The exercise => Find "What data populates" in the records that follow; print that line and each subsequent line through the last one, verbatim and with nothing added.

Exercise data =>
____________________
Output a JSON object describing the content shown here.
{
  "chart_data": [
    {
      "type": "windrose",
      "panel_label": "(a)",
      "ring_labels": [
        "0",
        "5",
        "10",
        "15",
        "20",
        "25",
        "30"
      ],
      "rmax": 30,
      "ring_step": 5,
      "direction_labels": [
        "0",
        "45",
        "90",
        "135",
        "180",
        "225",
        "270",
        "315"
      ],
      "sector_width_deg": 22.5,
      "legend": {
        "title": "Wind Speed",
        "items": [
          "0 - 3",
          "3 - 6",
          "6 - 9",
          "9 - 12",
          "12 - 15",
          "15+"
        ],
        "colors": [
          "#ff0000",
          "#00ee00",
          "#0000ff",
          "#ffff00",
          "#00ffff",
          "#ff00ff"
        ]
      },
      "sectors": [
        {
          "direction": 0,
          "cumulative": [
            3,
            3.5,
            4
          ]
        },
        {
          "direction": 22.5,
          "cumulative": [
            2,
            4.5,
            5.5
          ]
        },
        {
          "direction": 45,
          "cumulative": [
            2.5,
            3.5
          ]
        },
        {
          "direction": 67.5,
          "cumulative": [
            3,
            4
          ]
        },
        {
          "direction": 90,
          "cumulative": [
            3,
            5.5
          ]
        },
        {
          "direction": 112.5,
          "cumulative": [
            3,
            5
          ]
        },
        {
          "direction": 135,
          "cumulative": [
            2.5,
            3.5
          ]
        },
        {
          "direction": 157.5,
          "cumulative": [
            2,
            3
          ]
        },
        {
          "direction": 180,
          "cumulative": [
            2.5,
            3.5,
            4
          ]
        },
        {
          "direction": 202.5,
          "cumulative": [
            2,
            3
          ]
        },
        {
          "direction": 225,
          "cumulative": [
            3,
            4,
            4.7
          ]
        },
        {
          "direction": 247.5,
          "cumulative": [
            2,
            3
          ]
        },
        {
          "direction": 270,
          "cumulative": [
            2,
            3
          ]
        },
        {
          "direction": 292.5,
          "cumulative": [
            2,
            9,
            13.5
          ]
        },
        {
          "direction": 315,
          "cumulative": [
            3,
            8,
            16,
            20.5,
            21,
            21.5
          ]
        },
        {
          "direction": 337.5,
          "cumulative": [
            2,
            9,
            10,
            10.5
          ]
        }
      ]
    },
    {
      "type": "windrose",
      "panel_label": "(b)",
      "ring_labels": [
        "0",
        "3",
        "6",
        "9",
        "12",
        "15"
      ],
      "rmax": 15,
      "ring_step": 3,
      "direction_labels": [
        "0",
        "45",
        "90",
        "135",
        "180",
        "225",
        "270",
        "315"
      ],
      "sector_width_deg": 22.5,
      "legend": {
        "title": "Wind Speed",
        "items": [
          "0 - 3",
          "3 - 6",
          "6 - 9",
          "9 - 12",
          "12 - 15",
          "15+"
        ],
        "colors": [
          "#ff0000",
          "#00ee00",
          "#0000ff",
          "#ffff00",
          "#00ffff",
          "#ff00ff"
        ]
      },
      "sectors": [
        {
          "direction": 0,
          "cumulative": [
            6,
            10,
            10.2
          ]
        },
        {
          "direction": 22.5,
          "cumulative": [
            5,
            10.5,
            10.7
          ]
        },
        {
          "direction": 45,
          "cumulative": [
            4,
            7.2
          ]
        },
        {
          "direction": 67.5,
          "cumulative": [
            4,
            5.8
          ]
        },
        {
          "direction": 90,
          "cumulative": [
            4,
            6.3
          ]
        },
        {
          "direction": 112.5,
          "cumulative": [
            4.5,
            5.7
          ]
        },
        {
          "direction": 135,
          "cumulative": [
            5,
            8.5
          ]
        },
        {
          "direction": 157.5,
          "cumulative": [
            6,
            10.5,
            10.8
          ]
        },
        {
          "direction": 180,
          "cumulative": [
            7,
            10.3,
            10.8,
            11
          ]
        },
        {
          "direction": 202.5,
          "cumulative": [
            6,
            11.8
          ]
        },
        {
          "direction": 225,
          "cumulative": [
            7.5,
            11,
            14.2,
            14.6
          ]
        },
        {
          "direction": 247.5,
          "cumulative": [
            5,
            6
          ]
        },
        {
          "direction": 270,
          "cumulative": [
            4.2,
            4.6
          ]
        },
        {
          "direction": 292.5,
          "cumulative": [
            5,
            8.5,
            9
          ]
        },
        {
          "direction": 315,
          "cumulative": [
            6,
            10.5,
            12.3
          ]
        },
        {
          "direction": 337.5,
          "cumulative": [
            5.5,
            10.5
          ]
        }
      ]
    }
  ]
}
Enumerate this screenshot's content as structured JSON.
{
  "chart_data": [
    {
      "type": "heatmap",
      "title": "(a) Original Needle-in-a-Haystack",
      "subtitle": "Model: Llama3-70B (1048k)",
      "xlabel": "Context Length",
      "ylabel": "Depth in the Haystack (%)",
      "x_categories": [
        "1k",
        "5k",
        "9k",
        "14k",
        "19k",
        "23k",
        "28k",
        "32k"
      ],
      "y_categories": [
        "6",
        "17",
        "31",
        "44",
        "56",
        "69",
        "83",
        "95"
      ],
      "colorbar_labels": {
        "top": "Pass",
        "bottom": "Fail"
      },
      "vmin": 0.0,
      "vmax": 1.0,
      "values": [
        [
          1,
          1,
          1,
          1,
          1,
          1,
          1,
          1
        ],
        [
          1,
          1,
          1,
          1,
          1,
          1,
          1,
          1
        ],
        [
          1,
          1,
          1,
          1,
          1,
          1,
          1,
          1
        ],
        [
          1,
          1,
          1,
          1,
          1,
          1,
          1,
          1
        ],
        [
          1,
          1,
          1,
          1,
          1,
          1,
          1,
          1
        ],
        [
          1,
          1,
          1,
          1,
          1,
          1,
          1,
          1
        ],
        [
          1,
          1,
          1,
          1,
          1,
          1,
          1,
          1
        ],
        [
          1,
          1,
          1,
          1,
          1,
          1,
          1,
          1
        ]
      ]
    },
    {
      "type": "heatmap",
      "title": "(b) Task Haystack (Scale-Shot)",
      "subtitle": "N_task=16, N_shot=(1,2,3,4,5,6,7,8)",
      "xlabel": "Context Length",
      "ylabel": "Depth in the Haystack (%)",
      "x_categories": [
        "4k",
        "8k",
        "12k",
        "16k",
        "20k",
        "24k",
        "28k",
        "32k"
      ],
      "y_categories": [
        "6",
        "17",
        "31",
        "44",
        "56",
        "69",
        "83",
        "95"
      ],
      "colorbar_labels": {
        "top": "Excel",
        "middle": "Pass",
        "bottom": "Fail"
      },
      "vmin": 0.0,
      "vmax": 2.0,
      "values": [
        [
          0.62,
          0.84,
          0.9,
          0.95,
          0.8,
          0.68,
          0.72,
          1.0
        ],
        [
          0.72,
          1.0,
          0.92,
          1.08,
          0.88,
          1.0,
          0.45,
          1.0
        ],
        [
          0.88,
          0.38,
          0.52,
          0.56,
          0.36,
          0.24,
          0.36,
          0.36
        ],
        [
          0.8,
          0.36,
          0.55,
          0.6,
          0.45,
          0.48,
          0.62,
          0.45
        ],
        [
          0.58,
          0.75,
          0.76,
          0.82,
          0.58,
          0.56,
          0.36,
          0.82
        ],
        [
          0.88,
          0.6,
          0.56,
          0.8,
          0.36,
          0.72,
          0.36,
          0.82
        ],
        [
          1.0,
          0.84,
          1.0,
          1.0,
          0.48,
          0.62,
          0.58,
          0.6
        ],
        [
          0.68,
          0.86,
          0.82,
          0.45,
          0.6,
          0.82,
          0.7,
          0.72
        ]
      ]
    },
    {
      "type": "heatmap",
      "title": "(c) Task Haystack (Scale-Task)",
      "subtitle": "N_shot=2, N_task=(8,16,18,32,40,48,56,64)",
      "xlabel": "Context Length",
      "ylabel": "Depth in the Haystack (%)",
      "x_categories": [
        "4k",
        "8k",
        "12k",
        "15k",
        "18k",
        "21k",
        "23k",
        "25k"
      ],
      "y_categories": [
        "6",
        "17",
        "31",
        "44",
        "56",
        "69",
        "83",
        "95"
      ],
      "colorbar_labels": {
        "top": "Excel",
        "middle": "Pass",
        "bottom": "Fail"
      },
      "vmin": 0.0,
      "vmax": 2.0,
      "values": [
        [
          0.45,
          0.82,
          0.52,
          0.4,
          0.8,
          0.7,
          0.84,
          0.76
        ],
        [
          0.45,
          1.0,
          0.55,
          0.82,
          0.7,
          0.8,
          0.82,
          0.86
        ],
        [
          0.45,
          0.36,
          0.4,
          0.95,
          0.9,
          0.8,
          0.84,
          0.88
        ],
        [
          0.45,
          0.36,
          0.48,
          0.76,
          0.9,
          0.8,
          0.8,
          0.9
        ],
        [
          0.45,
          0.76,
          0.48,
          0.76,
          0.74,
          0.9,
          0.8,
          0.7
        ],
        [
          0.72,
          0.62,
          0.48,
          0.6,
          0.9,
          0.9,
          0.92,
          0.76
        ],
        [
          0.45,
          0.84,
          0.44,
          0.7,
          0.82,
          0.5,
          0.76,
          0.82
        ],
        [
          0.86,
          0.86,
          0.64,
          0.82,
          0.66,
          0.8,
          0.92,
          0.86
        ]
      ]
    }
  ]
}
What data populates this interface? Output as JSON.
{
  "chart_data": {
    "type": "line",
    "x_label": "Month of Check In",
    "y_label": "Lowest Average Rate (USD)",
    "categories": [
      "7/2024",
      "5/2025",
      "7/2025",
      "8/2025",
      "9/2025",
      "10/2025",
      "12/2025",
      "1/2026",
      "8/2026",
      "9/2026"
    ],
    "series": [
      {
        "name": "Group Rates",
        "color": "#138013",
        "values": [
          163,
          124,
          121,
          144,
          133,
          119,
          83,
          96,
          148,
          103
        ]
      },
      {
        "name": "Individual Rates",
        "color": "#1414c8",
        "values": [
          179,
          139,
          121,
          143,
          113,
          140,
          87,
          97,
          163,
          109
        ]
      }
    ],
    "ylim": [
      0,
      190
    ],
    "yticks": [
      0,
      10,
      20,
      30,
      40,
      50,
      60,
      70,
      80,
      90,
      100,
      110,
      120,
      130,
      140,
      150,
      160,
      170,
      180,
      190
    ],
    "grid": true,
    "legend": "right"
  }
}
____________________
Solution for this exercise =>
What data populates this interface? Output as JSON.
{
  "chart_data": {
    "type": "line",
    "x_label": "Month of Check In",
    "y_label": "Lowest Average Rate (USD)",
    "categories": [
      "7/2024",
      "5/2025",
      "7/2025",
      "8/2025",
      "9/2025",
      "10/2025",
      "12/2025",
      "1/2026",
      "8/2026",
      "9/2026"
    ],
    "series": [
      {
        "name": "Group Rates",
        "color": "#138013",
        "values": [
          163,
          124,
          121,
          144,
          133,
          119,
          83,
          96,
          148,
          103
        ]
      },
      {
        "name": "Individual Rates",
        "color": "#1414c8",
        "values": [
          179,
          139,
          121,
          143,
          113,
          140,
          87,
          97,
          163,
          109
        ]
      }
    ],
    "ylim": [
      0,
      190
    ],
    "yticks": [
      0,
      10,
      20,
      30,
      40,
      50,
      60,
      70,
      80,
      90,
      100,
      110,
      120,
      130,
      140,
      150,
      160,
      170,
      180,
      190
    ],
    "grid": true,
    "legend": "right"
  }
}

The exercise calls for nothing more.